Write out the entries below word for word, from the start through the line that contains "home-nav-icon <box>206 741 226 760</box>", with that line included.

## DATA TO USE
+++

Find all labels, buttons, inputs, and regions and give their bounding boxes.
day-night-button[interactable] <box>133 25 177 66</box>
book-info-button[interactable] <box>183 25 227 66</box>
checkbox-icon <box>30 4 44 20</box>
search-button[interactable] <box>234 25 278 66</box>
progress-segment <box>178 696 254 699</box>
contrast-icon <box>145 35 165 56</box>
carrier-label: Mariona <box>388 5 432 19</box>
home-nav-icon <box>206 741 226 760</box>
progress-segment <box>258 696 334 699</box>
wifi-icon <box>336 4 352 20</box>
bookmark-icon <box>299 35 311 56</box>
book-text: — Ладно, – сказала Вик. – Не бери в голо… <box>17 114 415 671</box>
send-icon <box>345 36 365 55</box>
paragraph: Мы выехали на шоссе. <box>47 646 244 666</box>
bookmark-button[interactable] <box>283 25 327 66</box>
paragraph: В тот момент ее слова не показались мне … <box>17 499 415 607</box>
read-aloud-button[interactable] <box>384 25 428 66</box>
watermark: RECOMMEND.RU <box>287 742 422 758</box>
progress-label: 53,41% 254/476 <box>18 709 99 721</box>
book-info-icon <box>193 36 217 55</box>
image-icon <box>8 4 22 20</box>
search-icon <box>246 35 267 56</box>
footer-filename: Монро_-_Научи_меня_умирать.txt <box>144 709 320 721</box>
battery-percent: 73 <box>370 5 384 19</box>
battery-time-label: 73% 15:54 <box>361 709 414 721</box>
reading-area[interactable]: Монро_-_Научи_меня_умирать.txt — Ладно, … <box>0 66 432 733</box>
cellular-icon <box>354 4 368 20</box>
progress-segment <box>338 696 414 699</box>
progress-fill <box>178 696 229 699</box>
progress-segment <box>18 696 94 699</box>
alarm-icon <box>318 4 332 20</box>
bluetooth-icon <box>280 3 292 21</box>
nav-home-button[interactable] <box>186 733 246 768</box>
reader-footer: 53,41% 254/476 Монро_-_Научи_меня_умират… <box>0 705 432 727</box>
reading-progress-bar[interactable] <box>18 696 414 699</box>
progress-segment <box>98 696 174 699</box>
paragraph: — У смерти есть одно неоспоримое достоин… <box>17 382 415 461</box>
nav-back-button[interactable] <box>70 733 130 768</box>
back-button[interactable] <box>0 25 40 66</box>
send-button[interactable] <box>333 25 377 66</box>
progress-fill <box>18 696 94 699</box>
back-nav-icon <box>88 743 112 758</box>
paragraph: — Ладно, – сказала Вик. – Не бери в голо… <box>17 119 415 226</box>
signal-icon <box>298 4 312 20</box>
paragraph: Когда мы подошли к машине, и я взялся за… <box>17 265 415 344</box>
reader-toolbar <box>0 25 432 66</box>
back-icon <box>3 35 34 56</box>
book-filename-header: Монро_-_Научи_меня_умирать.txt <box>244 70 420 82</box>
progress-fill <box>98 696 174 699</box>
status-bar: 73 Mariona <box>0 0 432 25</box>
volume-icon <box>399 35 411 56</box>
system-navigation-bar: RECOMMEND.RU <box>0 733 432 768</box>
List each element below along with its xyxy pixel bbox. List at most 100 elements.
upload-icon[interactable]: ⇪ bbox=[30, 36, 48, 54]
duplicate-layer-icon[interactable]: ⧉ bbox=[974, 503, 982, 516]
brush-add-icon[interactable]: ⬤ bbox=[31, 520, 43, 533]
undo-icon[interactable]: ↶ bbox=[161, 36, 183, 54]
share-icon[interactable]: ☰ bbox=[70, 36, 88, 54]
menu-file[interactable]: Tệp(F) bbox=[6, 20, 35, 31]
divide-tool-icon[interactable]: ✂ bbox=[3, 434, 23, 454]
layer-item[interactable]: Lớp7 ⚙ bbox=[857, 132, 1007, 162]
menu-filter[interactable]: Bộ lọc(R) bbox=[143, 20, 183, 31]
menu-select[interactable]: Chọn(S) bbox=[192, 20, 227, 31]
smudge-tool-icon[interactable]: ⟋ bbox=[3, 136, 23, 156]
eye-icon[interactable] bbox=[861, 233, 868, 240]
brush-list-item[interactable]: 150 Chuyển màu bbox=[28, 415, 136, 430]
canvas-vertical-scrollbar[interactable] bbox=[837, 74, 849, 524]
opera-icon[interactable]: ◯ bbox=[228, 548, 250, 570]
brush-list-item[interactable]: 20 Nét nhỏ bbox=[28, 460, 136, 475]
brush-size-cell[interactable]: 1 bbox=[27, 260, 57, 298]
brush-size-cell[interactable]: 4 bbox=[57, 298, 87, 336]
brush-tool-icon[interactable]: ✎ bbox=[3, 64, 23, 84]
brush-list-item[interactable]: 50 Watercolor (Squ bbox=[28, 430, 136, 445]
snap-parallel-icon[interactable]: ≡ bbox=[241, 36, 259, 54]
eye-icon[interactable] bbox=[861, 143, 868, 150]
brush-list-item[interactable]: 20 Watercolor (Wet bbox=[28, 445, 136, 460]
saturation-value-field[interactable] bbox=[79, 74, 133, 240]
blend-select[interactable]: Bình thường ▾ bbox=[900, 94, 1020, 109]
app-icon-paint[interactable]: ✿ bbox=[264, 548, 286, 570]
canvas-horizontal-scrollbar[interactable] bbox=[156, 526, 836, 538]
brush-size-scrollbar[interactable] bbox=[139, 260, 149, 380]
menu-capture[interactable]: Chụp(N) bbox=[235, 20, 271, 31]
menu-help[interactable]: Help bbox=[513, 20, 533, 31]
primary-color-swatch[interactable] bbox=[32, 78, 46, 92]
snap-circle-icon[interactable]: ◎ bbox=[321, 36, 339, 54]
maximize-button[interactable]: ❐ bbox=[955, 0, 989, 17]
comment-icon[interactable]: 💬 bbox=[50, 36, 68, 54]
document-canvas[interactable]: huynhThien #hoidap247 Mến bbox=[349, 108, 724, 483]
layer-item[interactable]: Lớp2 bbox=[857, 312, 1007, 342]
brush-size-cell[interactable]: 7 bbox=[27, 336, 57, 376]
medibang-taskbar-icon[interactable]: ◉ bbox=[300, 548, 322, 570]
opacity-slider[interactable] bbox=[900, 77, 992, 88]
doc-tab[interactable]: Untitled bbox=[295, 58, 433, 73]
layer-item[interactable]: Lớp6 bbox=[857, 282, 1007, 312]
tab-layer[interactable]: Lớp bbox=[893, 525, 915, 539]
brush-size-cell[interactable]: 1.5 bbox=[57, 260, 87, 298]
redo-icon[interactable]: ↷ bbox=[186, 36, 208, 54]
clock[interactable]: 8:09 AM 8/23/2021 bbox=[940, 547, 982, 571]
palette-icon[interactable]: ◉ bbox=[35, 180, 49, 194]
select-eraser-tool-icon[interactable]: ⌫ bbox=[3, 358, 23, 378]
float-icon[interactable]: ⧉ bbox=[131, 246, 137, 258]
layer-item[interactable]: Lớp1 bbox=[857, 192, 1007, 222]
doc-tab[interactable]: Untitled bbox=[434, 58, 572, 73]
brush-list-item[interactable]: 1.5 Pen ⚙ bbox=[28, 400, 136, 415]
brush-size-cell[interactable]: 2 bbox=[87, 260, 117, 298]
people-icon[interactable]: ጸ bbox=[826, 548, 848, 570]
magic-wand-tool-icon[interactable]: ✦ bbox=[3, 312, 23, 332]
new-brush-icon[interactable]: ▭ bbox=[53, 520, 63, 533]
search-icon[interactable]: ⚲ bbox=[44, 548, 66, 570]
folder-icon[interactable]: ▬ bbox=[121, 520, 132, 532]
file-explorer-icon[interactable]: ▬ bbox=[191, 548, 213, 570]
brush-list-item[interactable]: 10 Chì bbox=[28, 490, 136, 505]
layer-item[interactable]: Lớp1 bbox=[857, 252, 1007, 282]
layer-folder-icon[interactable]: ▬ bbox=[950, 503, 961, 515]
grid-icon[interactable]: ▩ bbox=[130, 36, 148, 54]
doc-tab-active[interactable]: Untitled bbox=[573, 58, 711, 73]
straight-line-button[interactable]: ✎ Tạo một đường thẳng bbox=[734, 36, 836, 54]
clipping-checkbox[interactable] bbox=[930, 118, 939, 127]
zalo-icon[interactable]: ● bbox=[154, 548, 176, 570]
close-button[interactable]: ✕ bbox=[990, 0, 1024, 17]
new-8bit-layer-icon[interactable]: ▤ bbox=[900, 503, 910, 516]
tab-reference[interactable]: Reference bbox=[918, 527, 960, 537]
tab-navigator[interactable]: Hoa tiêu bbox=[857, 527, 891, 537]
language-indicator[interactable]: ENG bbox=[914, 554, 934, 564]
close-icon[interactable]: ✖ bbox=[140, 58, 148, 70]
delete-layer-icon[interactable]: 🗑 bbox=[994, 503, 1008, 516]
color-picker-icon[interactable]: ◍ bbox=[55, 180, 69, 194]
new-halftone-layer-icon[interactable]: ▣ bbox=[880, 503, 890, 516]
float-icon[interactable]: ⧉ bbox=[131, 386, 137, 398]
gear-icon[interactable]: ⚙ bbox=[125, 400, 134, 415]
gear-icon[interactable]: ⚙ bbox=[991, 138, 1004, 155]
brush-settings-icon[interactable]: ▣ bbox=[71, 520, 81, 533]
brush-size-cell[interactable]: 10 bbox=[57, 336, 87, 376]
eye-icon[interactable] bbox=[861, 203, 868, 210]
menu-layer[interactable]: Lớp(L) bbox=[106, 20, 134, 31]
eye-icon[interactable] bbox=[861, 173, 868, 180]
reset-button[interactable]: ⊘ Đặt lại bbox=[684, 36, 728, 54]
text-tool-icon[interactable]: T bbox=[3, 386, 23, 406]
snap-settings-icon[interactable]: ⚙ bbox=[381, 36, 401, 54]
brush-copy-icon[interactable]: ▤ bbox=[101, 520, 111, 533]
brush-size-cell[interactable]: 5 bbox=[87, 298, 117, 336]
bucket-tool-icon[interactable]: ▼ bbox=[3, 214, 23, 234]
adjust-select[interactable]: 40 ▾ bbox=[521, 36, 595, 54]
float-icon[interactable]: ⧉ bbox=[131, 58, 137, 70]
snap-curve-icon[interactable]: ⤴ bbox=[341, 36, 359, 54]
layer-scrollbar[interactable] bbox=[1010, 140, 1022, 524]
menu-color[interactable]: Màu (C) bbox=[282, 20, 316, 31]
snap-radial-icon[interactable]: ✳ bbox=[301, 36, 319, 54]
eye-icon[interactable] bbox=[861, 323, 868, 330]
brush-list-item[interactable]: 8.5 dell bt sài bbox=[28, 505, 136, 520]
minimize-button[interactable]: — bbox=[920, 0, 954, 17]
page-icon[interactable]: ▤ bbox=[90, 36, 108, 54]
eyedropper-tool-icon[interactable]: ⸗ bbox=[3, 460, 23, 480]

+++

## THE RESPONSE
Find all labels, buttons, inputs, and regions and give their bounding boxes.
day-night-button[interactable] <box>133 25 177 66</box>
book-info-button[interactable] <box>183 25 227 66</box>
checkbox-icon <box>30 4 44 20</box>
search-button[interactable] <box>234 25 278 66</box>
progress-segment <box>178 696 254 699</box>
contrast-icon <box>145 35 165 56</box>
carrier-label: Mariona <box>388 5 432 19</box>
home-nav-icon <box>206 741 226 760</box>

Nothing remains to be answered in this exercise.